-- Goal --
Find the word "Episode" in the listing; pull out each line holding it.

-- Records for this task --

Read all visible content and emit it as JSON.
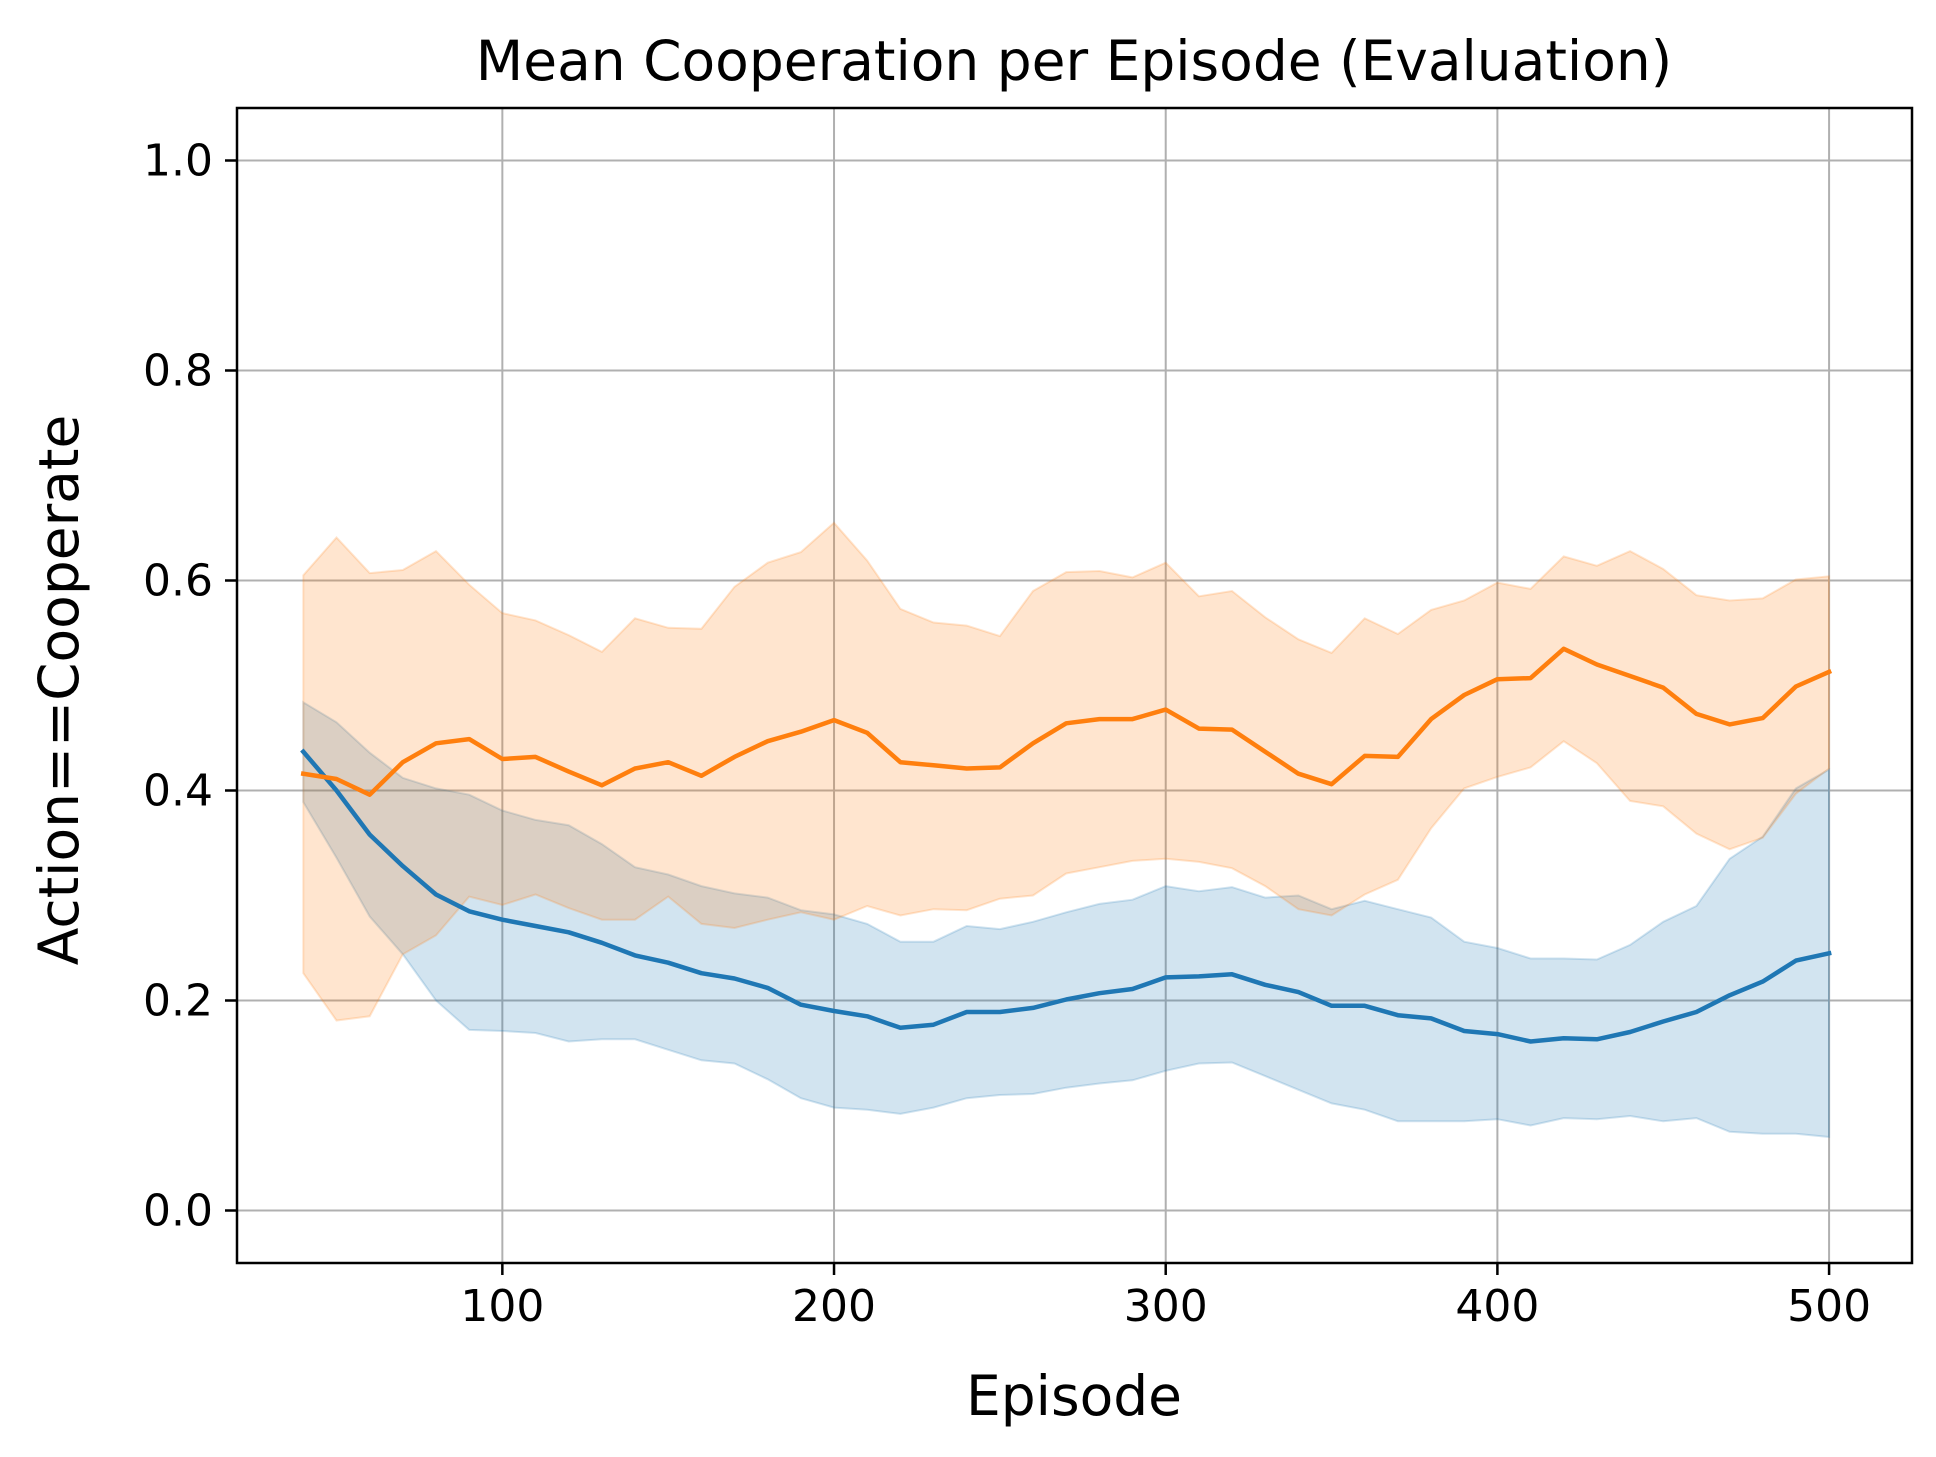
{
  "chart_data": {
    "type": "line",
    "title": "Mean Cooperation per Episode (Evaluation)",
    "xlabel": "Episode",
    "ylabel": "Action==Cooperate",
    "xlim": [
      20,
      525
    ],
    "ylim": [
      -0.05,
      1.05
    ],
    "xticks": [
      100,
      200,
      300,
      400,
      500
    ],
    "xtick_labels": [
      "100",
      "200",
      "300",
      "400",
      "500"
    ],
    "yticks": [
      0.0,
      0.2,
      0.4,
      0.6,
      0.8,
      1.0
    ],
    "ytick_labels": [
      "0.0",
      "0.2",
      "0.4",
      "0.6",
      "0.8",
      "1.0"
    ],
    "grid": true,
    "x": [
      40,
      50,
      60,
      70,
      80,
      90,
      100,
      110,
      120,
      130,
      140,
      150,
      160,
      170,
      180,
      190,
      200,
      210,
      220,
      230,
      240,
      250,
      260,
      270,
      280,
      290,
      300,
      310,
      320,
      330,
      340,
      350,
      360,
      370,
      380,
      390,
      400,
      410,
      420,
      430,
      440,
      450,
      460,
      470,
      480,
      490,
      500
    ],
    "series": [
      {
        "name": "blue",
        "color": "#1f77b4",
        "band_color": "#1f77b4",
        "values": [
          0.437,
          0.4,
          0.358,
          0.328,
          0.301,
          0.285,
          0.277,
          0.271,
          0.265,
          0.255,
          0.243,
          0.236,
          0.226,
          0.221,
          0.212,
          0.196,
          0.19,
          0.185,
          0.174,
          0.177,
          0.189,
          0.189,
          0.193,
          0.201,
          0.207,
          0.211,
          0.222,
          0.223,
          0.225,
          0.215,
          0.208,
          0.195,
          0.195,
          0.186,
          0.183,
          0.171,
          0.168,
          0.161,
          0.164,
          0.163,
          0.17,
          0.18,
          0.189,
          0.205,
          0.218,
          0.238,
          0.245
        ],
        "upper": [
          0.484,
          0.465,
          0.436,
          0.412,
          0.402,
          0.396,
          0.381,
          0.372,
          0.367,
          0.349,
          0.327,
          0.32,
          0.309,
          0.302,
          0.298,
          0.286,
          0.282,
          0.273,
          0.256,
          0.256,
          0.271,
          0.268,
          0.275,
          0.284,
          0.292,
          0.296,
          0.309,
          0.304,
          0.308,
          0.298,
          0.3,
          0.287,
          0.295,
          0.287,
          0.279,
          0.256,
          0.25,
          0.24,
          0.24,
          0.239,
          0.253,
          0.275,
          0.29,
          0.335,
          0.356,
          0.402,
          0.42
        ],
        "lower": [
          0.389,
          0.336,
          0.28,
          0.244,
          0.2,
          0.172,
          0.171,
          0.169,
          0.161,
          0.163,
          0.163,
          0.153,
          0.143,
          0.14,
          0.125,
          0.107,
          0.098,
          0.096,
          0.092,
          0.098,
          0.107,
          0.11,
          0.111,
          0.117,
          0.121,
          0.124,
          0.133,
          0.14,
          0.141,
          0.128,
          0.115,
          0.102,
          0.096,
          0.085,
          0.085,
          0.085,
          0.087,
          0.081,
          0.088,
          0.087,
          0.09,
          0.085,
          0.088,
          0.075,
          0.073,
          0.073,
          0.07
        ]
      },
      {
        "name": "orange",
        "color": "#ff7f0e",
        "band_color": "#ff7f0e",
        "values": [
          0.416,
          0.411,
          0.396,
          0.427,
          0.445,
          0.449,
          0.43,
          0.432,
          0.418,
          0.405,
          0.421,
          0.427,
          0.414,
          0.432,
          0.447,
          0.456,
          0.467,
          0.455,
          0.427,
          0.424,
          0.421,
          0.422,
          0.445,
          0.464,
          0.468,
          0.468,
          0.477,
          0.459,
          0.458,
          0.437,
          0.416,
          0.406,
          0.433,
          0.432,
          0.468,
          0.491,
          0.506,
          0.507,
          0.535,
          0.52,
          0.509,
          0.498,
          0.473,
          0.463,
          0.469,
          0.499,
          0.513
        ],
        "upper": [
          0.605,
          0.641,
          0.607,
          0.61,
          0.628,
          0.596,
          0.569,
          0.562,
          0.548,
          0.532,
          0.564,
          0.555,
          0.554,
          0.594,
          0.617,
          0.627,
          0.655,
          0.619,
          0.573,
          0.56,
          0.557,
          0.547,
          0.59,
          0.608,
          0.609,
          0.603,
          0.617,
          0.585,
          0.59,
          0.565,
          0.544,
          0.531,
          0.564,
          0.549,
          0.572,
          0.581,
          0.598,
          0.592,
          0.623,
          0.614,
          0.628,
          0.611,
          0.586,
          0.581,
          0.583,
          0.601,
          0.604
        ],
        "lower": [
          0.226,
          0.181,
          0.185,
          0.244,
          0.262,
          0.299,
          0.291,
          0.301,
          0.288,
          0.277,
          0.277,
          0.299,
          0.273,
          0.269,
          0.277,
          0.284,
          0.277,
          0.29,
          0.281,
          0.287,
          0.286,
          0.297,
          0.3,
          0.321,
          0.327,
          0.333,
          0.335,
          0.332,
          0.326,
          0.309,
          0.287,
          0.281,
          0.301,
          0.315,
          0.364,
          0.402,
          0.413,
          0.422,
          0.447,
          0.426,
          0.39,
          0.385,
          0.359,
          0.344,
          0.355,
          0.397,
          0.421
        ]
      }
    ]
  }
}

-- Worked answer --
    "title": "Mean Cooperation per Episode (Evaluation)",
    "xlabel": "Episode",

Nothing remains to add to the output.